Begin
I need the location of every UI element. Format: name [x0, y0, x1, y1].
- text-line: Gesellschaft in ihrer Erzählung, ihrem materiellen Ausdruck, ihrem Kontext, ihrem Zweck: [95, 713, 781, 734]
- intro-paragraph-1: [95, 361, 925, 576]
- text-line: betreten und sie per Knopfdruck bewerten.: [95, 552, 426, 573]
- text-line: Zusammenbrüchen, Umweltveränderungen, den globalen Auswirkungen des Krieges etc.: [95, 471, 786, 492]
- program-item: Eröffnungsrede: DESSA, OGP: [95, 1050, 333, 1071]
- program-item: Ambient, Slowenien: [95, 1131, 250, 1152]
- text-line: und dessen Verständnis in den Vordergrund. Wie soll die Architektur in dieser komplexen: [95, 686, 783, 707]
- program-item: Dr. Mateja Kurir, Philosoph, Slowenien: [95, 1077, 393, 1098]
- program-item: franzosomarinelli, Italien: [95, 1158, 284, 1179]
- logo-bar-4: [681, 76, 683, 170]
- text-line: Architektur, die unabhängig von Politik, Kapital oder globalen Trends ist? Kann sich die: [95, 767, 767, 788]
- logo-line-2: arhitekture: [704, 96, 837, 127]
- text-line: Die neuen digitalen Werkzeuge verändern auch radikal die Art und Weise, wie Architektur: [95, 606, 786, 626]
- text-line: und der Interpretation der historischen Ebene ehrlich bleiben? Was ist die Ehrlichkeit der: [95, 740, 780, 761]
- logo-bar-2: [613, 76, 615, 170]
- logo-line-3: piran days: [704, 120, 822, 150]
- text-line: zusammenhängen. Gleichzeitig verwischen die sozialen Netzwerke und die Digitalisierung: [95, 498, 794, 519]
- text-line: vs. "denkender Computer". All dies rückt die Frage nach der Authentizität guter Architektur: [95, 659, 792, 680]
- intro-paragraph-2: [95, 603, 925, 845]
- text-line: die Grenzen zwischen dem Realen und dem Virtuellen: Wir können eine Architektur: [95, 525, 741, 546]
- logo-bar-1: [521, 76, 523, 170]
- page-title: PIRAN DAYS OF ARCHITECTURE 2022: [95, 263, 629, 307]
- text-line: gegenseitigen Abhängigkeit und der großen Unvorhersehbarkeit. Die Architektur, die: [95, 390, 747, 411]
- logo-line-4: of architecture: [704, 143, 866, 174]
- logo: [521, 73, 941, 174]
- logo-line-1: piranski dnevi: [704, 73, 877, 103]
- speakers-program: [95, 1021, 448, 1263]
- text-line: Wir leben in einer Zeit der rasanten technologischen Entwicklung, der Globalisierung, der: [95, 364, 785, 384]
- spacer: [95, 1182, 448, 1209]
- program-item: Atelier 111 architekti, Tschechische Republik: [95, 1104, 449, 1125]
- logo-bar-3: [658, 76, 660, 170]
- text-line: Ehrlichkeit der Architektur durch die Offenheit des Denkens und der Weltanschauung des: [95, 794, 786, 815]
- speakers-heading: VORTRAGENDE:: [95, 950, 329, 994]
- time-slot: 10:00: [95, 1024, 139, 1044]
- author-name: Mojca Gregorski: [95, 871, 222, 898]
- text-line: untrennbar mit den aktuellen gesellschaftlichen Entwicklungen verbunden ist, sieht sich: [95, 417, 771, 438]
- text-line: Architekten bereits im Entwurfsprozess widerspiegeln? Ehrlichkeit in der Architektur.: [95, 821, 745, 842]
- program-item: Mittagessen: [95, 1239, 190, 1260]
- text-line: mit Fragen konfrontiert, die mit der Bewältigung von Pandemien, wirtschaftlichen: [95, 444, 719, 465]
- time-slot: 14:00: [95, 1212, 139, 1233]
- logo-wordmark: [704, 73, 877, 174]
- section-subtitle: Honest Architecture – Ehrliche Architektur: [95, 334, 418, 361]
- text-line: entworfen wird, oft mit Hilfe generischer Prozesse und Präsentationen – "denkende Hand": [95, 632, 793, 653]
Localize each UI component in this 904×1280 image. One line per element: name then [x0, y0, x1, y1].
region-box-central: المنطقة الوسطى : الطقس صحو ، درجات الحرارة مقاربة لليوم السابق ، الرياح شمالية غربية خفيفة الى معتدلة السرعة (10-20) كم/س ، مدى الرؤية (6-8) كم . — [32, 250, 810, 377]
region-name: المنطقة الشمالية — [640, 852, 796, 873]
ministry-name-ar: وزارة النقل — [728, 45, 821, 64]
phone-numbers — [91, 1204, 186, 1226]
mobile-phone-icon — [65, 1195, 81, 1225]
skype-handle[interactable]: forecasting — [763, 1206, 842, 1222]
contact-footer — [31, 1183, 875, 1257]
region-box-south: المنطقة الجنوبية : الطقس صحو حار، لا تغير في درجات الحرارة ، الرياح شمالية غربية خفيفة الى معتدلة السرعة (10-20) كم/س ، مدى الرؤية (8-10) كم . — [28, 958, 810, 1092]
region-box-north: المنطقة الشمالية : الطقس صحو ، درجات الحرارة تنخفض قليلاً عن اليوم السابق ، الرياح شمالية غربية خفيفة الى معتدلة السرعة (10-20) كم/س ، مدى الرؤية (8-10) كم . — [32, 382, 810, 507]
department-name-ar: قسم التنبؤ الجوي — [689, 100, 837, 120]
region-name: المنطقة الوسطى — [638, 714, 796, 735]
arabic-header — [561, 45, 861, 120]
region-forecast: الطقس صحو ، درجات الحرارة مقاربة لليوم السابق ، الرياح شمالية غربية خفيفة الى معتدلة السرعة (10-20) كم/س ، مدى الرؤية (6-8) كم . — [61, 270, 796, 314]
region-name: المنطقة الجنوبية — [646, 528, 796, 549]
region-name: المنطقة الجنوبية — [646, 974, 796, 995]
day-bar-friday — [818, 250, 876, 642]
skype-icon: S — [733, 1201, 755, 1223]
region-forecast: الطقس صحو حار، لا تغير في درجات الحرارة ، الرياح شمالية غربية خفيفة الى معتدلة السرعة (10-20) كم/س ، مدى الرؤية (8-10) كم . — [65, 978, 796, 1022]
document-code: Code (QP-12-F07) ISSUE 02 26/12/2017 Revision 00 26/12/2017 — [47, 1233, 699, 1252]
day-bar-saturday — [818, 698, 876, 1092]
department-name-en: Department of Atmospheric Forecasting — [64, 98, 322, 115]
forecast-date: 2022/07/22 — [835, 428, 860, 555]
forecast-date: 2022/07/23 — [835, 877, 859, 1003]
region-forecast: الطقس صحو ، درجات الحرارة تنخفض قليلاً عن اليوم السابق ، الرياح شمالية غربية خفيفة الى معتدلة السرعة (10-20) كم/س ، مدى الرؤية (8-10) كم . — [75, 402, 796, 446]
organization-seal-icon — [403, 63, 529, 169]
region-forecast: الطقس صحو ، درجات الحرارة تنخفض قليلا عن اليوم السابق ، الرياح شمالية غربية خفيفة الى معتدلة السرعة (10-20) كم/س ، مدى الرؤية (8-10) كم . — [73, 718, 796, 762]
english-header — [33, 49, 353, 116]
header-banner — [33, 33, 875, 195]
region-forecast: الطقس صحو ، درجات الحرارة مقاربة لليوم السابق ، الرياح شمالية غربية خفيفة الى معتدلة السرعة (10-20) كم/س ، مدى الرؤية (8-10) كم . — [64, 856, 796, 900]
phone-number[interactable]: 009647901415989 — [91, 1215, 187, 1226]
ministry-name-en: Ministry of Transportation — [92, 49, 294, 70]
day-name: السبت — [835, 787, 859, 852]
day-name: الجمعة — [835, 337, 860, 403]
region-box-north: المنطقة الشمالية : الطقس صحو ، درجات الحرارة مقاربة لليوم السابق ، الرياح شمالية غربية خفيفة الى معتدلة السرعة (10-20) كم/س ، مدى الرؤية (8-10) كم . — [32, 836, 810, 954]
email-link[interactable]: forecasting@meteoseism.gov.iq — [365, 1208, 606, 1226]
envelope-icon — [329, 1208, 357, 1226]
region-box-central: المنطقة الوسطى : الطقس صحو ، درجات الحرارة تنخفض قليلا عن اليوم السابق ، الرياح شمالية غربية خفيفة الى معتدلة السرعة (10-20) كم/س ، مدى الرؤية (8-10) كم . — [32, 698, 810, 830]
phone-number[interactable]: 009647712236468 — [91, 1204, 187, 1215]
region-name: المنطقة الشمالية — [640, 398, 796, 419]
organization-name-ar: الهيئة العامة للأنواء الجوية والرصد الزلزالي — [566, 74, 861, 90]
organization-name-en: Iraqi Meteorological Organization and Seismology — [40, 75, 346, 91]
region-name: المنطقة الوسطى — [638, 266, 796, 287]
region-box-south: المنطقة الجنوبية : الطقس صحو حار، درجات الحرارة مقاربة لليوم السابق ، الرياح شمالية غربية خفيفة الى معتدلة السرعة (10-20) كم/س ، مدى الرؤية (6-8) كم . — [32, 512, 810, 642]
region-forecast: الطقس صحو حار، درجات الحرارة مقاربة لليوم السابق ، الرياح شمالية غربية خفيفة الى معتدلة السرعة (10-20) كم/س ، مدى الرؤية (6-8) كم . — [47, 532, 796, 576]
End
YOUR TASK.
Copy out the material above, beginning with its first line and stopping after the line that contains "- logo-bar-4: [681, 76, 683, 170]".

FULL SOLUTION.
I need the location of every UI element. Format: name [x0, y0, x1, y1].
- text-line: Gesellschaft in ihrer Erzählung, ihrem materiellen Ausdruck, ihrem Kontext, ihrem Zweck: [95, 713, 781, 734]
- intro-paragraph-1: [95, 361, 925, 576]
- text-line: betreten und sie per Knopfdruck bewerten.: [95, 552, 426, 573]
- text-line: Zusammenbrüchen, Umweltveränderungen, den globalen Auswirkungen des Krieges etc.: [95, 471, 786, 492]
- program-item: Eröffnungsrede: DESSA, OGP: [95, 1050, 333, 1071]
- program-item: Ambient, Slowenien: [95, 1131, 250, 1152]
- text-line: und dessen Verständnis in den Vordergrund. Wie soll die Architektur in dieser komplexen: [95, 686, 783, 707]
- program-item: Dr. Mateja Kurir, Philosoph, Slowenien: [95, 1077, 393, 1098]
- program-item: franzosomarinelli, Italien: [95, 1158, 284, 1179]
- logo-bar-4: [681, 76, 683, 170]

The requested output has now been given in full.